JOB
Omit every image, and transcribe the remaining entries exactly as given.

DATA SUPPLIED
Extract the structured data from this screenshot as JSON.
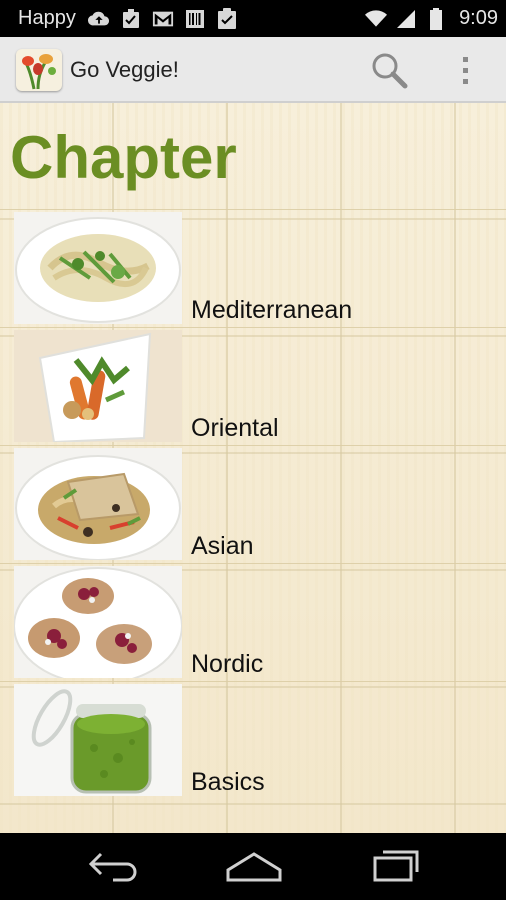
{
  "status_bar": {
    "carrier": "Happy",
    "time": "9:09",
    "left_icons": [
      "cloud-upload-icon",
      "checkbox-icon",
      "gmail-icon",
      "barcode-icon",
      "clipboard-check-icon"
    ],
    "right_icons": [
      "wifi-icon",
      "signal-icon",
      "battery-icon"
    ]
  },
  "action_bar": {
    "title": "Go Veggie!",
    "icons": [
      "app-logo-icon",
      "search-icon",
      "overflow-menu-icon"
    ],
    "background": "#e9e9e9"
  },
  "page": {
    "heading": "Chapter",
    "heading_color": "#6b8e23"
  },
  "chapters": [
    {
      "label": "Mediterranean",
      "image": "pasta-with-greens-dish"
    },
    {
      "label": "Oriental",
      "image": "carrot-and-herbs-dish"
    },
    {
      "label": "Asian",
      "image": "noodles-with-flatbread-dish"
    },
    {
      "label": "Nordic",
      "image": "beetroot-pancakes-dish"
    },
    {
      "label": "Basics",
      "image": "pesto-jar"
    }
  ],
  "nav_bar": {
    "icons": [
      "back-icon",
      "home-icon",
      "recent-apps-icon"
    ]
  }
}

TASK ANSWER
Extract the structured data from this screenshot as JSON.
{
  "status_bar": {
    "carrier": "Happy",
    "time": "9:09",
    "left_icons": [
      "cloud-upload-icon",
      "checkbox-icon",
      "gmail-icon",
      "barcode-icon",
      "clipboard-check-icon"
    ],
    "right_icons": [
      "wifi-icon",
      "signal-icon",
      "battery-icon"
    ]
  },
  "action_bar": {
    "title": "Go Veggie!",
    "icons": [
      "app-logo-icon",
      "search-icon",
      "overflow-menu-icon"
    ],
    "background": "#e9e9e9"
  },
  "page": {
    "heading": "Chapter",
    "heading_color": "#6b8e23"
  },
  "chapters": [
    {
      "label": "Mediterranean",
      "image": "pasta-with-greens-dish"
    },
    {
      "label": "Oriental",
      "image": "carrot-and-herbs-dish"
    },
    {
      "label": "Asian",
      "image": "noodles-with-flatbread-dish"
    },
    {
      "label": "Nordic",
      "image": "beetroot-pancakes-dish"
    },
    {
      "label": "Basics",
      "image": "pesto-jar"
    }
  ],
  "nav_bar": {
    "icons": [
      "back-icon",
      "home-icon",
      "recent-apps-icon"
    ]
  }
}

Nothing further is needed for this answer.